## Direction
Reproduce nothing but the closing run of lines: the line with "Give me a plain-text" and each line that follows it to the end of the data.
** START **
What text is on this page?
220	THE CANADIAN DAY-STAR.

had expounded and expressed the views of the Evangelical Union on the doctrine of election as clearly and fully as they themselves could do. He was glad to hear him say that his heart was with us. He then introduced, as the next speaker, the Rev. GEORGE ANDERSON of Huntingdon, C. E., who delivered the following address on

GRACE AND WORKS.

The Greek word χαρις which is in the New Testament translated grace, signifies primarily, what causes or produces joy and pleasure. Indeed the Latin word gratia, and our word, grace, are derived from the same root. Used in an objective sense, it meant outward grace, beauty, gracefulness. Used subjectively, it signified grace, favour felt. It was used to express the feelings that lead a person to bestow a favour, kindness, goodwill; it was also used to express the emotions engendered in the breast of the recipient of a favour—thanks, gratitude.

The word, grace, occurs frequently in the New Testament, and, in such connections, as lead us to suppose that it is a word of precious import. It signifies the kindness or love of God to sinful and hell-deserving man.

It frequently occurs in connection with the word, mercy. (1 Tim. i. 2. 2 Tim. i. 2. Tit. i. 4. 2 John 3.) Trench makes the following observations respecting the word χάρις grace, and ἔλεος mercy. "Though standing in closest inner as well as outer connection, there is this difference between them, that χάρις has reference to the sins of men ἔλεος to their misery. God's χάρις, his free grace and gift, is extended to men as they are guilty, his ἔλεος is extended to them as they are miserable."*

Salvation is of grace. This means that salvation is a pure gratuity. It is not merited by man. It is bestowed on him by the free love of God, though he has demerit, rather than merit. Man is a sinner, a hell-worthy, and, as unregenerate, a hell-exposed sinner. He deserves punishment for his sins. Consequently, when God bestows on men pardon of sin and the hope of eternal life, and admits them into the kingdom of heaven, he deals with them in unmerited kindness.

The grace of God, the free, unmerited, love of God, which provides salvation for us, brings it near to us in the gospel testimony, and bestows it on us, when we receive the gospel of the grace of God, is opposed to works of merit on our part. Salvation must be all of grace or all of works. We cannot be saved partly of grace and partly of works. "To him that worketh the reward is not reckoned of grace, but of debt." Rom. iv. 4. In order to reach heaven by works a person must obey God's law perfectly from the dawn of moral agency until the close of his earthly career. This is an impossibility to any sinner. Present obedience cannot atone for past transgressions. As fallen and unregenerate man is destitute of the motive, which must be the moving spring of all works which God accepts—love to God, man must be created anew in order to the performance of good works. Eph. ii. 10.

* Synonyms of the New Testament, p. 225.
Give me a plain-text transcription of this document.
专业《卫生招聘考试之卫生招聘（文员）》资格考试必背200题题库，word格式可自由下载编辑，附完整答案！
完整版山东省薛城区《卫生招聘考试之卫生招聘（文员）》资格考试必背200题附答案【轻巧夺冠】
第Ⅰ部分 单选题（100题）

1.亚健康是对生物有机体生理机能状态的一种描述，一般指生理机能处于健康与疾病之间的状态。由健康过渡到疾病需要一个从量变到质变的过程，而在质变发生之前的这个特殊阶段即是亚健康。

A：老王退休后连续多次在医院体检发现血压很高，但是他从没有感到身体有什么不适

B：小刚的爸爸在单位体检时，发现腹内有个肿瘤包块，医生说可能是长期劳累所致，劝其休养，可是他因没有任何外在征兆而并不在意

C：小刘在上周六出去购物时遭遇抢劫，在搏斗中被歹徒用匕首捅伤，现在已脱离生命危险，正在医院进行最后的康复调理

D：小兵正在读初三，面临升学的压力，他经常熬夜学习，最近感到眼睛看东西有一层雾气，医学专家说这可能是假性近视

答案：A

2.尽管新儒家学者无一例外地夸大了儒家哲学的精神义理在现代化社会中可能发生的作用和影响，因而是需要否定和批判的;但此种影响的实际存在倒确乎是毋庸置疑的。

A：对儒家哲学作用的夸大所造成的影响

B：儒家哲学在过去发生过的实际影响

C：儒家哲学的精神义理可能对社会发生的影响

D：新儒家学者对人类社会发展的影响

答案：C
** END **
## Result for this task
Give me a plain-text transcription of this document.
专业《卫生招聘考试之卫生招聘（文员）》资格考试必背200题题库，word格式可自由下载编辑，附完整答案！
完整版山东省薛城区《卫生招聘考试之卫生招聘（文员）》资格考试必背200题附答案【轻巧夺冠】
第Ⅰ部分 单选题（100题）

1.亚健康是对生物有机体生理机能状态的一种描述，一般指生理机能处于健康与疾病之间的状态。由健康过渡到疾病需要一个从量变到质变的过程，而在质变发生之前的这个特殊阶段即是亚健康。

A：老王退休后连续多次在医院体检发现血压很高，但是他从没有感到身体有什么不适

B：小刚的爸爸在单位体检时，发现腹内有个肿瘤包块，医生说可能是长期劳累所致，劝其休养，可是他因没有任何外在征兆而并不在意

C：小刘在上周六出去购物时遭遇抢劫，在搏斗中被歹徒用匕首捅伤，现在已脱离生命危险，正在医院进行最后的康复调理

D：小兵正在读初三，面临升学的压力，他经常熬夜学习，最近感到眼睛看东西有一层雾气，医学专家说这可能是假性近视

答案：A

2.尽管新儒家学者无一例外地夸大了儒家哲学的精神义理在现代化社会中可能发生的作用和影响，因而是需要否定和批判的;但此种影响的实际存在倒确乎是毋庸置疑的。

A：对儒家哲学作用的夸大所造成的影响

B：儒家哲学在过去发生过的实际影响

C：儒家哲学的精神义理可能对社会发生的影响

D：新儒家学者对人类社会发展的影响

答案：C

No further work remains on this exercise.